Segment Start: SOURCE MATERIAL
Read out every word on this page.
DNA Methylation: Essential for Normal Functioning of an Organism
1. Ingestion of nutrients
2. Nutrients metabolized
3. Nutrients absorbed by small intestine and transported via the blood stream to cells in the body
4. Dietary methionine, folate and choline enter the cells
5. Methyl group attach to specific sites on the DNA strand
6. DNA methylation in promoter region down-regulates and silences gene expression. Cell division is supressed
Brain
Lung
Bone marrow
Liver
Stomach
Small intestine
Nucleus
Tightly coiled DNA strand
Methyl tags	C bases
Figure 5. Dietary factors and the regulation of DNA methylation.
Segment End: SOURCE MATERIAL
## WHAT YOU NEED TO DO
Every line from the data above that contains "Dietary" must appear in the answer.

## EXPECTED ANSWER
4. Dietary methionine, folate and choline enter the cells
Figure 5. Dietary factors and the regulation of DNA methylation.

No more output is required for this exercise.